Supplied data:

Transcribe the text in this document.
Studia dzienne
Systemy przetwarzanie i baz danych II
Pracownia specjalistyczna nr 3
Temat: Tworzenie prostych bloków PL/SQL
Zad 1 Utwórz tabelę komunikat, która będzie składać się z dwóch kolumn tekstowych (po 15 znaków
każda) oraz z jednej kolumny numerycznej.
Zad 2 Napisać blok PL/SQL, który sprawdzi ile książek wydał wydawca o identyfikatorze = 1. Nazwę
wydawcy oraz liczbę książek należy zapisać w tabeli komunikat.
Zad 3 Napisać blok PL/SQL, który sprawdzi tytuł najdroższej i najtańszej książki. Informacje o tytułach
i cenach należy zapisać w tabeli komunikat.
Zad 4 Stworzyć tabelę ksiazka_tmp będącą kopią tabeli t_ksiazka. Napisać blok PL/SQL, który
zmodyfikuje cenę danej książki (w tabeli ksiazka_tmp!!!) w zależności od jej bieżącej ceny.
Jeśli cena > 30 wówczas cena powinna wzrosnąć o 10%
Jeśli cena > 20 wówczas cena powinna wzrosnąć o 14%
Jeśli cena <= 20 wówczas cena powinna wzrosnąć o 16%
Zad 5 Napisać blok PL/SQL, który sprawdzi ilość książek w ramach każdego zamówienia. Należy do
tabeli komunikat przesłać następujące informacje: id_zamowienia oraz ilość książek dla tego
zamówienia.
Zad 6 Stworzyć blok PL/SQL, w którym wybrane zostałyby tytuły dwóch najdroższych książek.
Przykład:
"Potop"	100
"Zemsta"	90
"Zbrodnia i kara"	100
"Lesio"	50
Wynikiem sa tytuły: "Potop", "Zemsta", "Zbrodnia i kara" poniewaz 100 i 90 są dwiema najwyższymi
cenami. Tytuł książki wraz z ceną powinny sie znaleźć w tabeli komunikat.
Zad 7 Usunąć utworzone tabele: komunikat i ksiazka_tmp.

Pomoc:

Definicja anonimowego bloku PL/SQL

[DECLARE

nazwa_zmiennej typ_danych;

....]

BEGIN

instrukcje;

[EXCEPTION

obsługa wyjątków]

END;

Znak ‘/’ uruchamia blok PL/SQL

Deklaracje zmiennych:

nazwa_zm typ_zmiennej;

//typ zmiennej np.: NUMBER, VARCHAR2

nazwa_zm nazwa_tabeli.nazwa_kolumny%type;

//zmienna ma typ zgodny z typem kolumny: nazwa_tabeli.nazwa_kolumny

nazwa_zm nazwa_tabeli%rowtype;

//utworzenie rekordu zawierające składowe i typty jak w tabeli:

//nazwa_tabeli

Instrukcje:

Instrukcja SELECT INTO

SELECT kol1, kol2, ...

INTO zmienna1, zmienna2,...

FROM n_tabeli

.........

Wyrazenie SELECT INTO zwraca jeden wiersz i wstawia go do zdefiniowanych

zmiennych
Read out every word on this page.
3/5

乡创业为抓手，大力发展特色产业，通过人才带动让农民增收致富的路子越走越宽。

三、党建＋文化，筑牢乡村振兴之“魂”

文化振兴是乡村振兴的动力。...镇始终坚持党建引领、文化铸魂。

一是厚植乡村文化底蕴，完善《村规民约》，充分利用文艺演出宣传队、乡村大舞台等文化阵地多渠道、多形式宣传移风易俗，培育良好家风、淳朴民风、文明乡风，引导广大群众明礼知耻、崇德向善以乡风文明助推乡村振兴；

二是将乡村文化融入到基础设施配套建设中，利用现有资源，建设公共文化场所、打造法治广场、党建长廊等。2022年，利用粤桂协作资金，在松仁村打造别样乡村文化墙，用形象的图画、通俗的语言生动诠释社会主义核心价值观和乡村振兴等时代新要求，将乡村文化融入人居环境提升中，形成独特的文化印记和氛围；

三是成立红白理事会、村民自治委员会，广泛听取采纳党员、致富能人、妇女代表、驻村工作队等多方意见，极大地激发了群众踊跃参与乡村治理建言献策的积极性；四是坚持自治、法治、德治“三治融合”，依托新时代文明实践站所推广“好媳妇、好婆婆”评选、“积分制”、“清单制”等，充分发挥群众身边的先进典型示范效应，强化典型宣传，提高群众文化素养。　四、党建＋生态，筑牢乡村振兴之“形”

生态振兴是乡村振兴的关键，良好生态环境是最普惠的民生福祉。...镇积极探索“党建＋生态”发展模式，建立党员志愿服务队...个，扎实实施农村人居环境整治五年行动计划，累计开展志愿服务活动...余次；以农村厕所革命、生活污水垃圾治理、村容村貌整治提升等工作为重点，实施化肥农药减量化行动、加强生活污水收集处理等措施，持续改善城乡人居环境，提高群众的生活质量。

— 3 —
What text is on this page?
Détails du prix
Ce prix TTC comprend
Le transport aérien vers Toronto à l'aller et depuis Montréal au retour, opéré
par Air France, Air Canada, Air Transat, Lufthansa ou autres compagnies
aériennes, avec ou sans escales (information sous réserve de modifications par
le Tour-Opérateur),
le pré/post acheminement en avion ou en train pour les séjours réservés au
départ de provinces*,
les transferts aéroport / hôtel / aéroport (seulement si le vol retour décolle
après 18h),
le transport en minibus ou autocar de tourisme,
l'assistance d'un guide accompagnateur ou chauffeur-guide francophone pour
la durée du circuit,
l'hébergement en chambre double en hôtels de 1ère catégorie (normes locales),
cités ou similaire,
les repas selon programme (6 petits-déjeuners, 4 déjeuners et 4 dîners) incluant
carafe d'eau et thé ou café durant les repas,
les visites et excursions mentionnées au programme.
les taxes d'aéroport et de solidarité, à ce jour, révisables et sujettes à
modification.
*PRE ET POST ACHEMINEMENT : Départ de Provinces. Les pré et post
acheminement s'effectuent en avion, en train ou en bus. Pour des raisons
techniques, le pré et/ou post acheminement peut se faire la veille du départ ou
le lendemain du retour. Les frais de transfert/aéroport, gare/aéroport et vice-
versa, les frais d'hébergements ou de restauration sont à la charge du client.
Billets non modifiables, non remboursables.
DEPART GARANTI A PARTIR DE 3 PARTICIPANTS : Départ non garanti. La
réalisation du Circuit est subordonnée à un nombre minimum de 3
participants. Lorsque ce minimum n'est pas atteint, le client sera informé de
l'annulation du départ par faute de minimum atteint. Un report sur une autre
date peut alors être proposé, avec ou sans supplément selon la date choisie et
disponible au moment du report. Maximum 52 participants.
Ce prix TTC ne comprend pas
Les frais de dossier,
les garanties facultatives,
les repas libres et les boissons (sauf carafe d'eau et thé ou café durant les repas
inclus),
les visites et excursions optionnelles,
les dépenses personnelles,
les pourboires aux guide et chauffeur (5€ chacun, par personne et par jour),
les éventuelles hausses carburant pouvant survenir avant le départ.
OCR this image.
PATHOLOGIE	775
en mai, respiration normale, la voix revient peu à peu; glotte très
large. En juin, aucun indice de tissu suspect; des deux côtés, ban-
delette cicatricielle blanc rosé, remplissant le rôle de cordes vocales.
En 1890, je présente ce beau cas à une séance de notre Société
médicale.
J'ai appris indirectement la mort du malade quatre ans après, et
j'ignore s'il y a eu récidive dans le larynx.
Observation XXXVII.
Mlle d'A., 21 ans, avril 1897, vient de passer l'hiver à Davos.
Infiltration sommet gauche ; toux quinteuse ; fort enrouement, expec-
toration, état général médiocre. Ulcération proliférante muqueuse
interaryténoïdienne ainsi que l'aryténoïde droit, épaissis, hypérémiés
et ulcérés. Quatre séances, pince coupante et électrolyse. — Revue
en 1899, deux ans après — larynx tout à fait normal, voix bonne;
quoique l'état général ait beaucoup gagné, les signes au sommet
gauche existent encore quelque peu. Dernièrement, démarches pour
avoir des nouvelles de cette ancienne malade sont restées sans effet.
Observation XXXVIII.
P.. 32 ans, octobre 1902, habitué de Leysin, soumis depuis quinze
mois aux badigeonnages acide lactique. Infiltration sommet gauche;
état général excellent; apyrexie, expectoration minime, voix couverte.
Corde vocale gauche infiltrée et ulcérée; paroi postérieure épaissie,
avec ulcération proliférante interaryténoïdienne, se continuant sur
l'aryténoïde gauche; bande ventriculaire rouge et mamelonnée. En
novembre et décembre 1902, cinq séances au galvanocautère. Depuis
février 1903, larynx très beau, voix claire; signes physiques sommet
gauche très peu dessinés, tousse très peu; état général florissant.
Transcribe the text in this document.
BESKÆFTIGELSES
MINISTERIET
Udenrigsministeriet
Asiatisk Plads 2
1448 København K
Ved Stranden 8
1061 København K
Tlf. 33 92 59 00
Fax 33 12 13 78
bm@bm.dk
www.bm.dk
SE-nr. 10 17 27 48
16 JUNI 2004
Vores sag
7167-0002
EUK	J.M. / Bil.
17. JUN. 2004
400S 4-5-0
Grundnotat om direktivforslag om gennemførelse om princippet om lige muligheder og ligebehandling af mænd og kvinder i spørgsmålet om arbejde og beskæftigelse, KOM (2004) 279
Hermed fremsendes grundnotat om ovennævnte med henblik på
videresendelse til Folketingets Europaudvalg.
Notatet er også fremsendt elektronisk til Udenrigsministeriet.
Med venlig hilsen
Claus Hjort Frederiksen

Problem details:
From the material above, copy each line that includes the word "aéroport".

Task response:
les transferts aéroport / hôtel / aéroport (seulement si le vol retour décolle
les taxes d'aéroport et de solidarité, à ce jour, révisables et sujettes à
le lendemain du retour. Les frais de transfert/aéroport, gare/aéroport et vice-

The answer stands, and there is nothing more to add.